**EXERCISE:** Restate each of the lines given below, word for word.

**LISTING:**
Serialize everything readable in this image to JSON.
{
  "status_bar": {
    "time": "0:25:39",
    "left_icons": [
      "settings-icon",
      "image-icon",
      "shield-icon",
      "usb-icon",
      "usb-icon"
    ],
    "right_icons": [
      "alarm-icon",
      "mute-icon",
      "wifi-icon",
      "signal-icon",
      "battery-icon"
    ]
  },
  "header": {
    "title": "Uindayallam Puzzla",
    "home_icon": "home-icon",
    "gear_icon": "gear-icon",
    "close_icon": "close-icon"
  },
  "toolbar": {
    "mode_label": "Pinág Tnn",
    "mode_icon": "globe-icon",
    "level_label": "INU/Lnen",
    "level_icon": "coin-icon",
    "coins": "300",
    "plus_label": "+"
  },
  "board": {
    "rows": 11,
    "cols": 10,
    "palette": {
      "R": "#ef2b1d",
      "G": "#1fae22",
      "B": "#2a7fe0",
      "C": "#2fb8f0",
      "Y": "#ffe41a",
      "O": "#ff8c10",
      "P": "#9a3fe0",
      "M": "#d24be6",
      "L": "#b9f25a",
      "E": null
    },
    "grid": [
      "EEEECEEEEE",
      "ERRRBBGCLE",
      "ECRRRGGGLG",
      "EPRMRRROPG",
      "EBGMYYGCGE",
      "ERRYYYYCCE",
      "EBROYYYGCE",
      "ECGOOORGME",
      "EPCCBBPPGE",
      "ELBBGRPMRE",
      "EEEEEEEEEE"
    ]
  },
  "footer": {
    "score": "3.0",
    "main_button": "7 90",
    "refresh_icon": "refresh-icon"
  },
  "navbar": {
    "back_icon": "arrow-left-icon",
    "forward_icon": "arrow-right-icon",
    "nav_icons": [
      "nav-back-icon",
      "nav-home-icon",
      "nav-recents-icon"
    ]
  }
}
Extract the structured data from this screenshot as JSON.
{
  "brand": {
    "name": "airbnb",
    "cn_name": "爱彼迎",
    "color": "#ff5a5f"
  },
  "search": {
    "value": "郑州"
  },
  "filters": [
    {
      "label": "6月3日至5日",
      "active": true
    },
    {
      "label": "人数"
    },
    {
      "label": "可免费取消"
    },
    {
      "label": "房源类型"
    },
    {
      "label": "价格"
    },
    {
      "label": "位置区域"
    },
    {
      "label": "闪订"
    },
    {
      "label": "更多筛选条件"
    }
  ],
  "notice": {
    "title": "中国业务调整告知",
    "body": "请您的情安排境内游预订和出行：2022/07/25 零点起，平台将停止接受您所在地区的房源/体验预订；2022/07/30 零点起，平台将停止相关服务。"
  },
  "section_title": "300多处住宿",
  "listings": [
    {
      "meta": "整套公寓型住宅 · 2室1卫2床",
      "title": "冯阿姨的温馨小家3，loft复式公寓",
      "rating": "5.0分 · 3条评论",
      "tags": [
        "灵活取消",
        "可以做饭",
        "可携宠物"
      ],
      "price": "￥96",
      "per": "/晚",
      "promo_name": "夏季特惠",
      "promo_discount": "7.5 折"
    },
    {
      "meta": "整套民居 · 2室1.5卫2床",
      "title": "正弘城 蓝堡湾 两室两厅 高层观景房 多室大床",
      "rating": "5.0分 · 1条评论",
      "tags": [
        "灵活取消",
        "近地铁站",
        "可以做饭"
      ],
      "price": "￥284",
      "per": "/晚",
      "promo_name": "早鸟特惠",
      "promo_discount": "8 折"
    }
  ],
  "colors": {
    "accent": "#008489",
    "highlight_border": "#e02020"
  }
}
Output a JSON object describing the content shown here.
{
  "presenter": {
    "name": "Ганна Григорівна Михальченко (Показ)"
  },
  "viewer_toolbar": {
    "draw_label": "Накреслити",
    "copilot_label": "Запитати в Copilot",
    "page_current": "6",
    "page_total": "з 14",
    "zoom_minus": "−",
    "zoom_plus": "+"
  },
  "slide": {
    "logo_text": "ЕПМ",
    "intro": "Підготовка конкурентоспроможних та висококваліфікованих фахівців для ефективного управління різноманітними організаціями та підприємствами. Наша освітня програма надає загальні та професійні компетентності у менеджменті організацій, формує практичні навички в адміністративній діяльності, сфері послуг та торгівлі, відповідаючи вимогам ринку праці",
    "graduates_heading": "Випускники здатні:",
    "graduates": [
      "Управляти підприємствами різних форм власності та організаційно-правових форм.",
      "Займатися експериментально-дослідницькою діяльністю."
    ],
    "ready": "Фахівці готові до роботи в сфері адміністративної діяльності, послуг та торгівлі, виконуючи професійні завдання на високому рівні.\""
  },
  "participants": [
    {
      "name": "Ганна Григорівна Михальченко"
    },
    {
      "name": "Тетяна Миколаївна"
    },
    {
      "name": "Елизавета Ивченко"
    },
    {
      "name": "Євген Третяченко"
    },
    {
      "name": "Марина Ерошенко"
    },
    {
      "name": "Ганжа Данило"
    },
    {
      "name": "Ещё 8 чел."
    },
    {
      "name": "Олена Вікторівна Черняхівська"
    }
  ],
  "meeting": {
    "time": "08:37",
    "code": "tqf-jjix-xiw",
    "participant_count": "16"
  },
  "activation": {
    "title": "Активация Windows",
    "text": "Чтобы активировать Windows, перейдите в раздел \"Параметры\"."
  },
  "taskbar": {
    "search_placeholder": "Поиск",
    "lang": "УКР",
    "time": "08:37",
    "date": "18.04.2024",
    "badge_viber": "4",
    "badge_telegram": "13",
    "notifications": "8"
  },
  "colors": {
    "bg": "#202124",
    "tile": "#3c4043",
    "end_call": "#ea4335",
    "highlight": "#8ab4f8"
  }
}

**RESULT:**
Serialize everything readable in this image to JSON.
{
  "status_bar": {
    "time": "0:25:39",
    "left_icons": [
      "settings-icon",
      "image-icon",
      "shield-icon",
      "usb-icon",
      "usb-icon"
    ],
    "right_icons": [
      "alarm-icon",
      "mute-icon",
      "wifi-icon",
      "signal-icon",
      "battery-icon"
    ]
  },
  "header": {
    "title": "Uindayallam Puzzla",
    "home_icon": "home-icon",
    "gear_icon": "gear-icon",
    "close_icon": "close-icon"
  },
  "toolbar": {
    "mode_label": "Pinág Tnn",
    "mode_icon": "globe-icon",
    "level_label": "INU/Lnen",
    "level_icon": "coin-icon",
    "coins": "300",
    "plus_label": "+"
  },
  "board": {
    "rows": 11,
    "cols": 10,
    "palette": {
      "R": "#ef2b1d",
      "G": "#1fae22",
      "B": "#2a7fe0",
      "C": "#2fb8f0",
      "Y": "#ffe41a",
      "O": "#ff8c10",
      "P": "#9a3fe0",
      "M": "#d24be6",
      "L": "#b9f25a",
      "E": null
    },
    "grid": [
      "EEEECEEEEE",
      "ERRRBBGCLE",
      "ECRRRGGGLG",
      "EPRMRRROPG",
      "EBGMYYGCGE",
      "ERRYYYYCCE",
      "EBROYYYGCE",
      "ECGOOORGME",
      "EPCCBBPPGE",
      "ELBBGRPMRE",
      "EEEEEEEEEE"
    ]
  },
  "footer": {
    "score": "3.0",
    "main_button": "7 90",
    "refresh_icon": "refresh-icon"
  },
  "navbar": {
    "back_icon": "arrow-left-icon",
    "forward_icon": "arrow-right-icon",
    "nav_icons": [
      "nav-back-icon",
      "nav-home-icon",
      "nav-recents-icon"
    ]
  }
}
Extract the structured data from this screenshot as JSON.
{
  "brand": {
    "name": "airbnb",
    "cn_name": "爱彼迎",
    "color": "#ff5a5f"
  },
  "search": {
    "value": "郑州"
  },
  "filters": [
    {
      "label": "6月3日至5日",
      "active": true
    },
    {
      "label": "人数"
    },
    {
      "label": "可免费取消"
    },
    {
      "label": "房源类型"
    },
    {
      "label": "价格"
    },
    {
      "label": "位置区域"
    },
    {
      "label": "闪订"
    },
    {
      "label": "更多筛选条件"
    }
  ],
  "notice": {
    "title": "中国业务调整告知",
    "body": "请您的情安排境内游预订和出行：2022/07/25 零点起，平台将停止接受您所在地区的房源/体验预订；2022/07/30 零点起，平台将停止相关服务。"
  },
  "section_title": "300多处住宿",
  "listings": [
    {
      "meta": "整套公寓型住宅 · 2室1卫2床",
      "title": "冯阿姨的温馨小家3，loft复式公寓",
      "rating": "5.0分 · 3条评论",
      "tags": [
        "灵活取消",
        "可以做饭",
        "可携宠物"
      ],
      "price": "￥96",
      "per": "/晚",
      "promo_name": "夏季特惠",
      "promo_discount": "7.5 折"
    },
    {
      "meta": "整套民居 · 2室1.5卫2床",
      "title": "正弘城 蓝堡湾 两室两厅 高层观景房 多室大床",
      "rating": "5.0分 · 1条评论",
      "tags": [
        "灵活取消",
        "近地铁站",
        "可以做饭"
      ],
      "price": "￥284",
      "per": "/晚",
      "promo_name": "早鸟特惠",
      "promo_discount": "8 折"
    }
  ],
  "colors": {
    "accent": "#008489",
    "highlight_border": "#e02020"
  }
}
Output a JSON object describing the content shown here.
{
  "presenter": {
    "name": "Ганна Григорівна Михальченко (Показ)"
  },
  "viewer_toolbar": {
    "draw_label": "Накреслити",
    "copilot_label": "Запитати в Copilot",
    "page_current": "6",
    "page_total": "з 14",
    "zoom_minus": "−",
    "zoom_plus": "+"
  },
  "slide": {
    "logo_text": "ЕПМ",
    "intro": "Підготовка конкурентоспроможних та висококваліфікованих фахівців для ефективного управління різноманітними організаціями та підприємствами. Наша освітня програма надає загальні та професійні компетентності у менеджменті організацій, формує практичні навички в адміністративній діяльності, сфері послуг та торгівлі, відповідаючи вимогам ринку праці",
    "graduates_heading": "Випускники здатні:",
    "graduates": [
      "Управляти підприємствами різних форм власності та організаційно-правових форм.",
      "Займатися експериментально-дослідницькою діяльністю."
    ],
    "ready": "Фахівці готові до роботи в сфері адміністративної діяльності, послуг та торгівлі, виконуючи професійні завдання на високому рівні.\""
  },
  "participants": [
    {
      "name": "Ганна Григорівна Михальченко"
    },
    {
      "name": "Тетяна Миколаївна"
    },
    {
      "name": "Елизавета Ивченко"
    },
    {
      "name": "Євген Третяченко"
    },
    {
      "name": "Марина Ерошенко"
    },
    {
      "name": "Ганжа Данило"
    },
    {
      "name": "Ещё 8 чел."
    },
    {
      "name": "Олена Вікторівна Черняхівська"
    }
  ],
  "meeting": {
    "time": "08:37",
    "code": "tqf-jjix-xiw",
    "participant_count": "16"
  },
  "activation": {
    "title": "Активация Windows",
    "text": "Чтобы активировать Windows, перейдите в раздел \"Параметры\"."
  },
  "taskbar": {
    "search_placeholder": "Поиск",
    "lang": "УКР",
    "time": "08:37",
    "date": "18.04.2024",
    "badge_viber": "4",
    "badge_telegram": "13",
    "notifications": "8"
  },
  "colors": {
    "bg": "#202124",
    "tile": "#3c4043",
    "end_call": "#ea4335",
    "highlight": "#8ab4f8"
  }
}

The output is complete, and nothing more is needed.